— SET TASK —
Identify every line in the records below that contains the word "二氧化碳", and reproduce each one.

— EXTRACTED ENTRIES —

-------------------------

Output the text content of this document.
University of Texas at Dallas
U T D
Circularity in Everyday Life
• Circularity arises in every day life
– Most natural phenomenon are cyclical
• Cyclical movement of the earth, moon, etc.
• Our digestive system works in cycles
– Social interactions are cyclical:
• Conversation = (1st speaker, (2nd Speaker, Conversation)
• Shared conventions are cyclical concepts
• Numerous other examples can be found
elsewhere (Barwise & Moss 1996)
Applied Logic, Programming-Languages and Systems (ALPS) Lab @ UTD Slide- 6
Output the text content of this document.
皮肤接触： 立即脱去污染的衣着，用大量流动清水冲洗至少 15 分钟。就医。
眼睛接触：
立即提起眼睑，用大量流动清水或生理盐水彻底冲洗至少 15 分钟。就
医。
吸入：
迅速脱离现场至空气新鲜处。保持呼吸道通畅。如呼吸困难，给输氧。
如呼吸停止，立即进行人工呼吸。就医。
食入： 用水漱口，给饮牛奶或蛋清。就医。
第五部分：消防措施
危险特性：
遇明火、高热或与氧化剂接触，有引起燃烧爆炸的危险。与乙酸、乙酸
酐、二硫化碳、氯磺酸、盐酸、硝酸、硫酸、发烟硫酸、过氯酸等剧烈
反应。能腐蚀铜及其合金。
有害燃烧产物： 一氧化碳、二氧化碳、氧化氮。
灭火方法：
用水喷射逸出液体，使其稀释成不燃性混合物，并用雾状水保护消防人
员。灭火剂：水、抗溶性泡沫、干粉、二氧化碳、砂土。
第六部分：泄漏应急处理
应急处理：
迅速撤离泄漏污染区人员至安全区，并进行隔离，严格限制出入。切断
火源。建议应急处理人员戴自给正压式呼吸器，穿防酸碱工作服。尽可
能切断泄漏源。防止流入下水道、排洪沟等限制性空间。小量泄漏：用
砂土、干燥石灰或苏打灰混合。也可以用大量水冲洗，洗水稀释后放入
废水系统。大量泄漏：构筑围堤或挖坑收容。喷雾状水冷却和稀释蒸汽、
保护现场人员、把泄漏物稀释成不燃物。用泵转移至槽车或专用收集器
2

-------------------------

— ANSWER TO THIS EXERCISE —
有害燃烧产物： 一氧化碳、二氧化碳、氧化氮。
员。灭火剂：水、抗溶性泡沫、干粉、二氧化碳、砂土。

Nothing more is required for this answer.